━━ DATA PROVIDED
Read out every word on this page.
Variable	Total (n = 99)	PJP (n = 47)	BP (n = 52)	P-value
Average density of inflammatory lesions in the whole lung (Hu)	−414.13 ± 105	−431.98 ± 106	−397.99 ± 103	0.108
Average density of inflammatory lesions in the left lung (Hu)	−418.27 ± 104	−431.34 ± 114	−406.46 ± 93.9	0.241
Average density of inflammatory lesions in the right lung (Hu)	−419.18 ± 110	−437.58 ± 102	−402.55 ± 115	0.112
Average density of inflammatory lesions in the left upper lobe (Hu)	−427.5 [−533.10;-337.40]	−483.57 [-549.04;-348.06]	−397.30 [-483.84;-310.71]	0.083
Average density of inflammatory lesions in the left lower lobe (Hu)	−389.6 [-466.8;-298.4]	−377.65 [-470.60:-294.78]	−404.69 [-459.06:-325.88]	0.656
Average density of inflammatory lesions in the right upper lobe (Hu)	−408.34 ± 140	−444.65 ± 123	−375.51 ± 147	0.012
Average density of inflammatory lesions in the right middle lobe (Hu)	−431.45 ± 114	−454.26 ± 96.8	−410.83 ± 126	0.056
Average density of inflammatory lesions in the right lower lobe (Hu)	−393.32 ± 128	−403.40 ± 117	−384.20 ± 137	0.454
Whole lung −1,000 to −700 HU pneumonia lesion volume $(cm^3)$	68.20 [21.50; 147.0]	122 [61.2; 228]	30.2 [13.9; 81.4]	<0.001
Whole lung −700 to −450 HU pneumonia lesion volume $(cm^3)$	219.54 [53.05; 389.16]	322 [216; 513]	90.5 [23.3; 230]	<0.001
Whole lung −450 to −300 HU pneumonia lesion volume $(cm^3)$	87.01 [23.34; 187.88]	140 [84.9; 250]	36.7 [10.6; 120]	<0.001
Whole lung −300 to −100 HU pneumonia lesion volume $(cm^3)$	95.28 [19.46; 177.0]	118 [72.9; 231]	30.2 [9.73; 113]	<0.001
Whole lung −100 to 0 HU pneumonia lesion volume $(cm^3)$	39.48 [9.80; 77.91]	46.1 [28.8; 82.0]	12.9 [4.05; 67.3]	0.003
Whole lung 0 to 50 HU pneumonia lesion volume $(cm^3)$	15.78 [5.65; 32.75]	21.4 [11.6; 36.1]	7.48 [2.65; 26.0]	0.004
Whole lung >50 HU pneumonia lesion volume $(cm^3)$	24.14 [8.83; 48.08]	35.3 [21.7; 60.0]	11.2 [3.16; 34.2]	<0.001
━━━━
§ WHAT THE TASK REQUIRES:
Reproduce the full listing word for word.

§ RESULT:
Read out every word on this page.
Variable	Total (n = 99)	PJP (n = 47)	BP (n = 52)	P-value
Average density of inflammatory lesions in the whole lung (Hu)	−414.13 ± 105	−431.98 ± 106	−397.99 ± 103	0.108
Average density of inflammatory lesions in the left lung (Hu)	−418.27 ± 104	−431.34 ± 114	−406.46 ± 93.9	0.241
Average density of inflammatory lesions in the right lung (Hu)	−419.18 ± 110	−437.58 ± 102	−402.55 ± 115	0.112
Average density of inflammatory lesions in the left upper lobe (Hu)	−427.5 [−533.10;-337.40]	−483.57 [-549.04;-348.06]	−397.30 [-483.84;-310.71]	0.083
Average density of inflammatory lesions in the left lower lobe (Hu)	−389.6 [-466.8;-298.4]	−377.65 [-470.60:-294.78]	−404.69 [-459.06:-325.88]	0.656
Average density of inflammatory lesions in the right upper lobe (Hu)	−408.34 ± 140	−444.65 ± 123	−375.51 ± 147	0.012
Average density of inflammatory lesions in the right middle lobe (Hu)	−431.45 ± 114	−454.26 ± 96.8	−410.83 ± 126	0.056
Average density of inflammatory lesions in the right lower lobe (Hu)	−393.32 ± 128	−403.40 ± 117	−384.20 ± 137	0.454
Whole lung −1,000 to −700 HU pneumonia lesion volume $(cm^3)$	68.20 [21.50; 147.0]	122 [61.2; 228]	30.2 [13.9; 81.4]	<0.001
Whole lung −700 to −450 HU pneumonia lesion volume $(cm^3)$	219.54 [53.05; 389.16]	322 [216; 513]	90.5 [23.3; 230]	<0.001
Whole lung −450 to −300 HU pneumonia lesion volume $(cm^3)$	87.01 [23.34; 187.88]	140 [84.9; 250]	36.7 [10.6; 120]	<0.001
Whole lung −300 to −100 HU pneumonia lesion volume $(cm^3)$	95.28 [19.46; 177.0]	118 [72.9; 231]	30.2 [9.73; 113]	<0.001
Whole lung −100 to 0 HU pneumonia lesion volume $(cm^3)$	39.48 [9.80; 77.91]	46.1 [28.8; 82.0]	12.9 [4.05; 67.3]	0.003
Whole lung 0 to 50 HU pneumonia lesion volume $(cm^3)$	15.78 [5.65; 32.75]	21.4 [11.6; 36.1]	7.48 [2.65; 26.0]	0.004
Whole lung >50 HU pneumonia lesion volume $(cm^3)$	24.14 [8.83; 48.08]	35.3 [21.7; 60.0]	11.2 [3.16; 34.2]	<0.001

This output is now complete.